▸ TASK GOAL
Locate and copy all lines bearing the word "title".

▸ STORED ROWS
══════

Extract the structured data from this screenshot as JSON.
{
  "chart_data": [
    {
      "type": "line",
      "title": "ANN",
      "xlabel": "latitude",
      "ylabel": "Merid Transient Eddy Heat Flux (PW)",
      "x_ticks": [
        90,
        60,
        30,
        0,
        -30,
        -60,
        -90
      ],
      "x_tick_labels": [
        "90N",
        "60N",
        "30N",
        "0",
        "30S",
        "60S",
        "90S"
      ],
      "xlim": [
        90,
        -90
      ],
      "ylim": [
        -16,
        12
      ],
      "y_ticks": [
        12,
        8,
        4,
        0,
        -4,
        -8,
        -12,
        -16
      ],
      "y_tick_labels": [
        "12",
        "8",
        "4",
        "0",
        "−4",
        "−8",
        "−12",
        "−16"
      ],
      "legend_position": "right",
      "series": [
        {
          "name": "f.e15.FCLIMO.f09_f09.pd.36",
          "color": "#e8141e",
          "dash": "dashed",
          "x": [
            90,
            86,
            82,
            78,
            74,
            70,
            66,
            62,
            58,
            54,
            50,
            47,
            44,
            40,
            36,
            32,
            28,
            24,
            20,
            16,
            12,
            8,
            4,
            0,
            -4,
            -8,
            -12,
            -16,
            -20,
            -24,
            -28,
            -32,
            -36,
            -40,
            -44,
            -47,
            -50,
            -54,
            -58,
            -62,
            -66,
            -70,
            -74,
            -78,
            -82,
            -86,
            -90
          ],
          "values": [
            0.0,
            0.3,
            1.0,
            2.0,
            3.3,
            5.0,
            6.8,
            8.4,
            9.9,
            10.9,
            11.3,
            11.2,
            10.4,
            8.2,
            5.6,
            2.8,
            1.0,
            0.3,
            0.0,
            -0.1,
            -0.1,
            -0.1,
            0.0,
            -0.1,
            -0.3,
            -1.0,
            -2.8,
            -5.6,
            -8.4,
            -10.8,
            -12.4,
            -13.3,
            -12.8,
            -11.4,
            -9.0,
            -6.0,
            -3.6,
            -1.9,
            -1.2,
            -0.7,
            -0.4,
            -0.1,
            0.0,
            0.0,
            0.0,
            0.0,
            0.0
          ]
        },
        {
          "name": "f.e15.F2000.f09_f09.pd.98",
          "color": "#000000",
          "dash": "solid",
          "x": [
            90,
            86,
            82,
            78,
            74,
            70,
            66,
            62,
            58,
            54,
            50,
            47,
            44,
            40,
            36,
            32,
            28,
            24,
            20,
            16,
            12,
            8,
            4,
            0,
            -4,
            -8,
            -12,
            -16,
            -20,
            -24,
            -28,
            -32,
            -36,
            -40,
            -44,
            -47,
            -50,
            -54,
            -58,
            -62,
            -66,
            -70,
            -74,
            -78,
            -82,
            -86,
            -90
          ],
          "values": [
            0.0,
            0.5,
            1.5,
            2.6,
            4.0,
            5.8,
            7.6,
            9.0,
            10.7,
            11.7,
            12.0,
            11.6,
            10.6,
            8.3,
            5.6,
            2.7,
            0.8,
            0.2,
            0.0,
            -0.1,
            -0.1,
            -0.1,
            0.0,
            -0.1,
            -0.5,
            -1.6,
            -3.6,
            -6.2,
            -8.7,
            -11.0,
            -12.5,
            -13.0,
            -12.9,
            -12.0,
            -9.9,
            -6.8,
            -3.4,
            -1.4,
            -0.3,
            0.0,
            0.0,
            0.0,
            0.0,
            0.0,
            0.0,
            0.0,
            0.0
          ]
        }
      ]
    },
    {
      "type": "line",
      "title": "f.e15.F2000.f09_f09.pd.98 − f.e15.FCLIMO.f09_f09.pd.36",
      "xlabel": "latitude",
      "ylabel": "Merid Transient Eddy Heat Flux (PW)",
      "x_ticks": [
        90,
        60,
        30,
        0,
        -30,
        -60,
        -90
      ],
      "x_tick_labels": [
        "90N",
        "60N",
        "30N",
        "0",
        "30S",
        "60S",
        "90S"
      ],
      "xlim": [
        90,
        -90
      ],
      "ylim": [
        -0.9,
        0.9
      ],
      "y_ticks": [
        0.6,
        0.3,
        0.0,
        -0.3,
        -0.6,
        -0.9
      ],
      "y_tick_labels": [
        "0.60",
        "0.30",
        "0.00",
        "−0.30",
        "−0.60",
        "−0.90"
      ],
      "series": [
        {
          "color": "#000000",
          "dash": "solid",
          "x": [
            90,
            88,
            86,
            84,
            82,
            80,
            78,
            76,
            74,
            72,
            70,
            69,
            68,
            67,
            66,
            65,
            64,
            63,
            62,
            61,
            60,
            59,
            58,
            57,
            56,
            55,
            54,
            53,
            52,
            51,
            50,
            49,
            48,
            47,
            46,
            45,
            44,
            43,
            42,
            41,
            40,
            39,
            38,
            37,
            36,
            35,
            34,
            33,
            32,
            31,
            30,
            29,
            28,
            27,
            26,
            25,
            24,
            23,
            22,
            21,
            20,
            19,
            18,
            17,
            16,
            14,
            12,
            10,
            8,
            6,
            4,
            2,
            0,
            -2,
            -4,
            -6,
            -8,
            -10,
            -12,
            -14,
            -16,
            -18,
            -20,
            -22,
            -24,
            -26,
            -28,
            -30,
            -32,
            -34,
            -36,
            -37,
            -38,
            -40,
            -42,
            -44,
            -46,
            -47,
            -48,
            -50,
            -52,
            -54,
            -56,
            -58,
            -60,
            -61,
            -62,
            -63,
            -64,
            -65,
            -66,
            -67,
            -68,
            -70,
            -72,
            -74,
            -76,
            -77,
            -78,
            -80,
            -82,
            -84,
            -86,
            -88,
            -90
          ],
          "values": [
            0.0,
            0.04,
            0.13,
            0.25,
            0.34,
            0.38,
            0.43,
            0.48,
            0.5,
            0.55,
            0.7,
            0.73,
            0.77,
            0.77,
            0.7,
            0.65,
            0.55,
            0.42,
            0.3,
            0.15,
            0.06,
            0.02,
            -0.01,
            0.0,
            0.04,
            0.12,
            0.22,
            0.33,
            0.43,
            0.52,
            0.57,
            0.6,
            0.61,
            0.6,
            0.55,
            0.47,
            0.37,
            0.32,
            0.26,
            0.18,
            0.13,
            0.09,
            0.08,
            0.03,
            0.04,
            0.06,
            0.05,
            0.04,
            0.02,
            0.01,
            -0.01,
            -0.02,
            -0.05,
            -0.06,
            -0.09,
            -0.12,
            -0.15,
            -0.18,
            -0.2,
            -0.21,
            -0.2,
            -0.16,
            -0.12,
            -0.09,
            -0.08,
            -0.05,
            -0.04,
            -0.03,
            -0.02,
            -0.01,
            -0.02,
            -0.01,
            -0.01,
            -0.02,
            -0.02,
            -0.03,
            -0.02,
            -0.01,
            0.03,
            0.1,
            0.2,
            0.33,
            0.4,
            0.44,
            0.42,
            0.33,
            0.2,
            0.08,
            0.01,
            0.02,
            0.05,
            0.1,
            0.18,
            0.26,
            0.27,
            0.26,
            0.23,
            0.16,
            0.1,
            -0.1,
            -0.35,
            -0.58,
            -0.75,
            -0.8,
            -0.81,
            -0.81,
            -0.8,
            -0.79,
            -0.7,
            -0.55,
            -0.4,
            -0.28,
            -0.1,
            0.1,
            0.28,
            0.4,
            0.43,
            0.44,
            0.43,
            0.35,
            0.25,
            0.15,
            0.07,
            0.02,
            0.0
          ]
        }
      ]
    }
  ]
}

══════

▸ WRITTEN SOLUTION
      "title": "ANN",
      "title": "f.e15.F2000.f09_f09.pd.98 − f.e15.FCLIMO.f09_f09.pd.36",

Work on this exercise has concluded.